• [Entries]
-*-

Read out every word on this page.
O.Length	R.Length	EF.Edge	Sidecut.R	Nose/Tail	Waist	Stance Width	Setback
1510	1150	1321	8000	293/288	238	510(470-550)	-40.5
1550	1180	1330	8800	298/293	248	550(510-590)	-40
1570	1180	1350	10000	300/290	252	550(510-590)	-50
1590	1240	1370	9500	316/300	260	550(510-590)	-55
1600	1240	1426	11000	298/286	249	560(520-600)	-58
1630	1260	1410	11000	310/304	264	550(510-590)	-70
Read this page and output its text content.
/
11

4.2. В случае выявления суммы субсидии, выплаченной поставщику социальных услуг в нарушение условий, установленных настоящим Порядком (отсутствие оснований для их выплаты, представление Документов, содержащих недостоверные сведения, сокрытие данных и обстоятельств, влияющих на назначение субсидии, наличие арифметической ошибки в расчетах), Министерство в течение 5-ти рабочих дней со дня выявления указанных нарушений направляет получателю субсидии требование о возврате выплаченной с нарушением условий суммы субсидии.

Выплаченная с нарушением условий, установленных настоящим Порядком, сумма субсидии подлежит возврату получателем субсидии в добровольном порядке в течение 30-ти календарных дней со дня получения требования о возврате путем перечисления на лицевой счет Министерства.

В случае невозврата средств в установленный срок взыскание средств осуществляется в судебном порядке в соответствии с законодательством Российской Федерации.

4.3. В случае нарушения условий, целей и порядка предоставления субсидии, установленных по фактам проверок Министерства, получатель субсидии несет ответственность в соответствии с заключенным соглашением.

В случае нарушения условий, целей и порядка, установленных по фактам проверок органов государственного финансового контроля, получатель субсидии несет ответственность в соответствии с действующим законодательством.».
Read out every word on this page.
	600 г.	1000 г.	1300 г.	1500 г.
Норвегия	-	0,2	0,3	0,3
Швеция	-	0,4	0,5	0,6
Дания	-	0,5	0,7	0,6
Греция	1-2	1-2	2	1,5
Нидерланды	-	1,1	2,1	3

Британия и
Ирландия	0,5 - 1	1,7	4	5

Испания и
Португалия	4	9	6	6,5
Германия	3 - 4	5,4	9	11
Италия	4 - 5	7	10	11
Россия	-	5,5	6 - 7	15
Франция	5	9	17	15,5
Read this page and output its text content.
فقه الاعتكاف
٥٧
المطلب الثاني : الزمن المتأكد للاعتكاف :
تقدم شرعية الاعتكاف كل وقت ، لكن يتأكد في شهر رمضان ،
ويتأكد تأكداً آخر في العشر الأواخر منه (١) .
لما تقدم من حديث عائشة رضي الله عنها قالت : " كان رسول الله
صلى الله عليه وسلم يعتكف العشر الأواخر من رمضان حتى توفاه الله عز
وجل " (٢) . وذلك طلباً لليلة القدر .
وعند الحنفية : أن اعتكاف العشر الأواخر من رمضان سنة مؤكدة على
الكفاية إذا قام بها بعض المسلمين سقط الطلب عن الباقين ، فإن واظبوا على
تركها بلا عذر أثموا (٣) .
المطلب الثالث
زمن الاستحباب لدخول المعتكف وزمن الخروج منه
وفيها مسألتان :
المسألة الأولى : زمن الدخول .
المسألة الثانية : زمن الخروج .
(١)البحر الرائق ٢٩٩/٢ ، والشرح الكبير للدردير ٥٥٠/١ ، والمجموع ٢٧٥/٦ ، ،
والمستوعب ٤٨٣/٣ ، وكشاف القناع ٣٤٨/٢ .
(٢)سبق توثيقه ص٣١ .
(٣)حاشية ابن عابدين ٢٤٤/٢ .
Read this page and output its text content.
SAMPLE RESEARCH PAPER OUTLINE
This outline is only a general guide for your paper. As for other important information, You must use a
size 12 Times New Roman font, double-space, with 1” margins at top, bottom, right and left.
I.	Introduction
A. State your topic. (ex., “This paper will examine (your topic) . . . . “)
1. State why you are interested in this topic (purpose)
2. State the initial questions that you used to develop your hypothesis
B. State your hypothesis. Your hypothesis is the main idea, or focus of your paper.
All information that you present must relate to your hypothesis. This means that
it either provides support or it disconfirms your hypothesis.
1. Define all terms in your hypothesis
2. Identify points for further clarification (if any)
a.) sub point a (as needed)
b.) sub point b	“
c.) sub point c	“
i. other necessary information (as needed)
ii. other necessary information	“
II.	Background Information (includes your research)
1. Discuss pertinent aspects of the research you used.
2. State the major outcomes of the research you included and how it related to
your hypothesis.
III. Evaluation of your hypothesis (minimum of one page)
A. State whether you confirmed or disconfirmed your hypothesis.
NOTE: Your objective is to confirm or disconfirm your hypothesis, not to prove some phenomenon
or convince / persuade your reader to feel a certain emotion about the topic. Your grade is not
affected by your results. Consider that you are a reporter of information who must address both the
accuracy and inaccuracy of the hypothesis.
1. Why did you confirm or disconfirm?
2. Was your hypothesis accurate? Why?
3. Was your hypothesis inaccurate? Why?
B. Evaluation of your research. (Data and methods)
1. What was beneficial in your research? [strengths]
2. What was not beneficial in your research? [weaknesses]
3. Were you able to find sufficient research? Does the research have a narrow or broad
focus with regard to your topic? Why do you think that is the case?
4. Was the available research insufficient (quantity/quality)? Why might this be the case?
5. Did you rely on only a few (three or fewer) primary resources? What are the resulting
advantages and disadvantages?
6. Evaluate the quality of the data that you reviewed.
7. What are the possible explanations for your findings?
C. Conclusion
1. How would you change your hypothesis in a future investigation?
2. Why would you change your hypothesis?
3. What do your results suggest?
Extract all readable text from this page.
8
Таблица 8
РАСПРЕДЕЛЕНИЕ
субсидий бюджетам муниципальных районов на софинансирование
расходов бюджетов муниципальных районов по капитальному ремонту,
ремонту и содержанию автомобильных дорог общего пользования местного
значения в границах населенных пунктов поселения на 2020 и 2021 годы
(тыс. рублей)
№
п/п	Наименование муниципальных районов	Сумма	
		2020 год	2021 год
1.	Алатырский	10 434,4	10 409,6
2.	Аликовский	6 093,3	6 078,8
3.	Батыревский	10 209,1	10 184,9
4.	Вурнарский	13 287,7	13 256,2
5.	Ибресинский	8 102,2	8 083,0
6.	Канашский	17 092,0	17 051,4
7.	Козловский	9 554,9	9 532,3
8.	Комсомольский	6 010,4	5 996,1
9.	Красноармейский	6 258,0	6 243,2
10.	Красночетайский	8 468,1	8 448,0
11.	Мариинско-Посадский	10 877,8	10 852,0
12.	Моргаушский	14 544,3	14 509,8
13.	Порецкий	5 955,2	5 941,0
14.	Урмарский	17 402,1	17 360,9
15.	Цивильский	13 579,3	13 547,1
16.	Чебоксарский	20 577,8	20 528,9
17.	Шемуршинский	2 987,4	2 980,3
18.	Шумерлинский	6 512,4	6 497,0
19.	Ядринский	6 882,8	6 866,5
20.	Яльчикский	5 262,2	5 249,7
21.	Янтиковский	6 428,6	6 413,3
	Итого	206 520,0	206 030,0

-*-

• [What you have to do] Print out all the entries precisely as written.

• [Result for this exercise]
Read out every word on this page.
O.Length	R.Length	EF.Edge	Sidecut.R	Nose/Tail	Waist	Stance Width	Setback
1510	1150	1321	8000	293/288	238	510(470-550)	-40.5
1550	1180	1330	8800	298/293	248	550(510-590)	-40
1570	1180	1350	10000	300/290	252	550(510-590)	-50
1590	1240	1370	9500	316/300	260	550(510-590)	-55
1600	1240	1426	11000	298/286	249	560(520-600)	-58
1630	1260	1410	11000	310/304	264	550(510-590)	-70
Read this page and output its text content.
/
11

4.2. В случае выявления суммы субсидии, выплаченной поставщику социальных услуг в нарушение условий, установленных настоящим Порядком (отсутствие оснований для их выплаты, представление Документов, содержащих недостоверные сведения, сокрытие данных и обстоятельств, влияющих на назначение субсидии, наличие арифметической ошибки в расчетах), Министерство в течение 5-ти рабочих дней со дня выявления указанных нарушений направляет получателю субсидии требование о возврате выплаченной с нарушением условий суммы субсидии.

Выплаченная с нарушением условий, установленных настоящим Порядком, сумма субсидии подлежит возврату получателем субсидии в добровольном порядке в течение 30-ти календарных дней со дня получения требования о возврате путем перечисления на лицевой счет Министерства.

В случае невозврата средств в установленный срок взыскание средств осуществляется в судебном порядке в соответствии с законодательством Российской Федерации.

4.3. В случае нарушения условий, целей и порядка предоставления субсидии, установленных по фактам проверок Министерства, получатель субсидии несет ответственность в соответствии с заключенным соглашением.

В случае нарушения условий, целей и порядка, установленных по фактам проверок органов государственного финансового контроля, получатель субсидии несет ответственность в соответствии с действующим законодательством.».
Read out every word on this page.
	600 г.	1000 г.	1300 г.	1500 г.
Норвегия	-	0,2	0,3	0,3
Швеция	-	0,4	0,5	0,6
Дания	-	0,5	0,7	0,6
Греция	1-2	1-2	2	1,5
Нидерланды	-	1,1	2,1	3

Британия и
Ирландия	0,5 - 1	1,7	4	5

Испания и
Португалия	4	9	6	6,5
Германия	3 - 4	5,4	9	11
Италия	4 - 5	7	10	11
Россия	-	5,5	6 - 7	15
Франция	5	9	17	15,5
Read this page and output its text content.
فقه الاعتكاف
٥٧
المطلب الثاني : الزمن المتأكد للاعتكاف :
تقدم شرعية الاعتكاف كل وقت ، لكن يتأكد في شهر رمضان ،
ويتأكد تأكداً آخر في العشر الأواخر منه (١) .
لما تقدم من حديث عائشة رضي الله عنها قالت : " كان رسول الله
صلى الله عليه وسلم يعتكف العشر الأواخر من رمضان حتى توفاه الله عز
وجل " (٢) . وذلك طلباً لليلة القدر .
وعند الحنفية : أن اعتكاف العشر الأواخر من رمضان سنة مؤكدة على
الكفاية إذا قام بها بعض المسلمين سقط الطلب عن الباقين ، فإن واظبوا على
تركها بلا عذر أثموا (٣) .
المطلب الثالث
زمن الاستحباب لدخول المعتكف وزمن الخروج منه
وفيها مسألتان :
المسألة الأولى : زمن الدخول .
المسألة الثانية : زمن الخروج .
(١)البحر الرائق ٢٩٩/٢ ، والشرح الكبير للدردير ٥٥٠/١ ، والمجموع ٢٧٥/٦ ، ،
والمستوعب ٤٨٣/٣ ، وكشاف القناع ٣٤٨/٢ .
(٢)سبق توثيقه ص٣١ .
(٣)حاشية ابن عابدين ٢٤٤/٢ .
Read this page and output its text content.
SAMPLE RESEARCH PAPER OUTLINE
This outline is only a general guide for your paper. As for other important information, You must use a
size 12 Times New Roman font, double-space, with 1” margins at top, bottom, right and left.
I.	Introduction
A. State your topic. (ex., “This paper will examine (your topic) . . . . “)
1. State why you are interested in this topic (purpose)
2. State the initial questions that you used to develop your hypothesis
B. State your hypothesis. Your hypothesis is the main idea, or focus of your paper.
All information that you present must relate to your hypothesis. This means that
it either provides support or it disconfirms your hypothesis.
1. Define all terms in your hypothesis
2. Identify points for further clarification (if any)
a.) sub point a (as needed)
b.) sub point b	“
c.) sub point c	“
i. other necessary information (as needed)
ii. other necessary information	“
II.	Background Information (includes your research)
1. Discuss pertinent aspects of the research you used.
2. State the major outcomes of the research you included and how it related to
your hypothesis.
III. Evaluation of your hypothesis (minimum of one page)
A. State whether you confirmed or disconfirmed your hypothesis.
NOTE: Your objective is to confirm or disconfirm your hypothesis, not to prove some phenomenon
or convince / persuade your reader to feel a certain emotion about the topic. Your grade is not
affected by your results. Consider that you are a reporter of information who must address both the
accuracy and inaccuracy of the hypothesis.
1. Why did you confirm or disconfirm?
2. Was your hypothesis accurate? Why?
3. Was your hypothesis inaccurate? Why?
B. Evaluation of your research. (Data and methods)
1. What was beneficial in your research? [strengths]
2. What was not beneficial in your research? [weaknesses]
3. Were you able to find sufficient research? Does the research have a narrow or broad
focus with regard to your topic? Why do you think that is the case?
4. Was the available research insufficient (quantity/quality)? Why might this be the case?
5. Did you rely on only a few (three or fewer) primary resources? What are the resulting
advantages and disadvantages?
6. Evaluate the quality of the data that you reviewed.
7. What are the possible explanations for your findings?
C. Conclusion
1. How would you change your hypothesis in a future investigation?
2. Why would you change your hypothesis?
3. What do your results suggest?
Extract all readable text from this page.
8
Таблица 8
РАСПРЕДЕЛЕНИЕ
субсидий бюджетам муниципальных районов на софинансирование
расходов бюджетов муниципальных районов по капитальному ремонту,
ремонту и содержанию автомобильных дорог общего пользования местного
значения в границах населенных пунктов поселения на 2020 и 2021 годы
(тыс. рублей)
№
п/п	Наименование муниципальных районов	Сумма	
		2020 год	2021 год
1.	Алатырский	10 434,4	10 409,6
2.	Аликовский	6 093,3	6 078,8
3.	Батыревский	10 209,1	10 184,9
4.	Вурнарский	13 287,7	13 256,2
5.	Ибресинский	8 102,2	8 083,0
6.	Канашский	17 092,0	17 051,4
7.	Козловский	9 554,9	9 532,3
8.	Комсомольский	6 010,4	5 996,1
9.	Красноармейский	6 258,0	6 243,2
10.	Красночетайский	8 468,1	8 448,0
11.	Мариинско-Посадский	10 877,8	10 852,0
12.	Моргаушский	14 544,3	14 509,8
13.	Порецкий	5 955,2	5 941,0
14.	Урмарский	17 402,1	17 360,9
15.	Цивильский	13 579,3	13 547,1
16.	Чебоксарский	20 577,8	20 528,9
17.	Шемуршинский	2 987,4	2 980,3
18.	Шумерлинский	6 512,4	6 497,0
19.	Ядринский	6 882,8	6 866,5
20.	Яльчикский	5 262,2	5 249,7
21.	Янтиковский	6 428,6	6 413,3
	Итого	206 520,0	206 030,0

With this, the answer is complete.